Directions
Return only the number of lines that hold "worst".

Given entries
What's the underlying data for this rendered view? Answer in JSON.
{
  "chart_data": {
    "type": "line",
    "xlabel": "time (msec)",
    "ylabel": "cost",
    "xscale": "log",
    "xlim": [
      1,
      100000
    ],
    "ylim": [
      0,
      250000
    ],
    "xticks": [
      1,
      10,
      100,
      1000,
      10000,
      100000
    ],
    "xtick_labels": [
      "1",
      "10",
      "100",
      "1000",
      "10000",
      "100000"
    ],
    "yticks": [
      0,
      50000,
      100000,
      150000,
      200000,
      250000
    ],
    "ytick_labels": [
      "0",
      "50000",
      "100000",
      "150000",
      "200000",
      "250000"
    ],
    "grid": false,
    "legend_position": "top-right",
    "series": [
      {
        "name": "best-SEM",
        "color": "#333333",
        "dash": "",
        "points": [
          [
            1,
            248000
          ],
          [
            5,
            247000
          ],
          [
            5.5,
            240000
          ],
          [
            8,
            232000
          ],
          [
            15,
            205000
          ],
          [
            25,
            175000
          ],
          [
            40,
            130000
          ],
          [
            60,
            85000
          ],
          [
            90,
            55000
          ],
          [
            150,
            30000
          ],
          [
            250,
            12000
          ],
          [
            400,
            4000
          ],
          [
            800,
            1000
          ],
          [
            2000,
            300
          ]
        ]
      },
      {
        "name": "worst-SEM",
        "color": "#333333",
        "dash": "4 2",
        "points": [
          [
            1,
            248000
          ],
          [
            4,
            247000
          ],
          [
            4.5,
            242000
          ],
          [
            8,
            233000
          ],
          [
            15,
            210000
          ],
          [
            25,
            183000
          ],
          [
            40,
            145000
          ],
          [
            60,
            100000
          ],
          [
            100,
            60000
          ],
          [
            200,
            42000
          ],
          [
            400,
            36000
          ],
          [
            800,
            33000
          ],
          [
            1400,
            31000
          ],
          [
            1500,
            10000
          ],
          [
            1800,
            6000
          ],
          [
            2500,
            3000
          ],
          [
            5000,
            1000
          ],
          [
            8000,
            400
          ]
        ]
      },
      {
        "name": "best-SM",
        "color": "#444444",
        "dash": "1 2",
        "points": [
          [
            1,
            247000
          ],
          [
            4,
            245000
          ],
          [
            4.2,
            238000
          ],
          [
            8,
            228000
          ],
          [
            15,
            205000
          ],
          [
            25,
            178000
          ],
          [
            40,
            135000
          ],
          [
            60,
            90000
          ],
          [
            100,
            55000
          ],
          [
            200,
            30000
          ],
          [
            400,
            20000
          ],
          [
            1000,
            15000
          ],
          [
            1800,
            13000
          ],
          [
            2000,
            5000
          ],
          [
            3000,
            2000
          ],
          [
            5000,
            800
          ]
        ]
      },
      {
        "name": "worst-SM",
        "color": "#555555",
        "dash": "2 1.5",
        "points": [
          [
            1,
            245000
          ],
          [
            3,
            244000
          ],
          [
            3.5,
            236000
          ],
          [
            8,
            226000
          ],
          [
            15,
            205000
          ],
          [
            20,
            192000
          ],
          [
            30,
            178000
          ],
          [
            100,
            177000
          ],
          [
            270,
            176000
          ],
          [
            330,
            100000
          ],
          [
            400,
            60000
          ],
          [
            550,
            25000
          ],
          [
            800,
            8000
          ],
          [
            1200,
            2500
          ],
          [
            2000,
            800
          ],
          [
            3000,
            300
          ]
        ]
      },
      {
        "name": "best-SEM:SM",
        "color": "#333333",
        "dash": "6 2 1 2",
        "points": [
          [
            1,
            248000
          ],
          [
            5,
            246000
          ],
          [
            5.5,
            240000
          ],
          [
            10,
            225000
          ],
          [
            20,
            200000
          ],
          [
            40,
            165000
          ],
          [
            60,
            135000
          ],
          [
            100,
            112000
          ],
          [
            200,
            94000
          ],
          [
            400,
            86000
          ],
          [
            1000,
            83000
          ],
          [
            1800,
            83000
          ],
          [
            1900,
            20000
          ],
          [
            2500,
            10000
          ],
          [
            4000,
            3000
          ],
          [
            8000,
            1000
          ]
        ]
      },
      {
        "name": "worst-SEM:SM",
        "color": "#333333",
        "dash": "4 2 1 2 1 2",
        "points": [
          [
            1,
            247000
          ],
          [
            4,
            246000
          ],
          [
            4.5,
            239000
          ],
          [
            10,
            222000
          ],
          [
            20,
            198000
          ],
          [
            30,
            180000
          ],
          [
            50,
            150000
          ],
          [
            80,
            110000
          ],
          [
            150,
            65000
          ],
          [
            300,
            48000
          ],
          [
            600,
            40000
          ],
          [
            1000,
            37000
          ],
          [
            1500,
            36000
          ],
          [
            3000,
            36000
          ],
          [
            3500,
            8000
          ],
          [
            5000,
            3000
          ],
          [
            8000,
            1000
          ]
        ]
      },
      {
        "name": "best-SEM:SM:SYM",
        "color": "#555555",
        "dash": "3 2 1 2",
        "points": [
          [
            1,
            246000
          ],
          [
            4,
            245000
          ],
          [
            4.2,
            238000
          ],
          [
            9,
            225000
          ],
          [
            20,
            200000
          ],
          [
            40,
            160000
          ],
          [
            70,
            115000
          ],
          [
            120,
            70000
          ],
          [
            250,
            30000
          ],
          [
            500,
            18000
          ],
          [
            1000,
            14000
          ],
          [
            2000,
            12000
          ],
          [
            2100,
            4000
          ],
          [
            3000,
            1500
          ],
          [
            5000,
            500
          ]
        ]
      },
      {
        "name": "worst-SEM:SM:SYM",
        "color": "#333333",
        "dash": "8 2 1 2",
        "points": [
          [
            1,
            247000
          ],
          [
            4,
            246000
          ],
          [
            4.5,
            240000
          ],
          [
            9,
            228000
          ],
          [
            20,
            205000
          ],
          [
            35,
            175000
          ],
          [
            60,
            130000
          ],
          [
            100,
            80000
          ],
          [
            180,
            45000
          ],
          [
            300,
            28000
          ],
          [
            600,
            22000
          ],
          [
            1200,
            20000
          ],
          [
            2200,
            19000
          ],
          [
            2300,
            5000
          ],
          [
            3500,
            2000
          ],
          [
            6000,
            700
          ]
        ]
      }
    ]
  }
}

Result for this task
4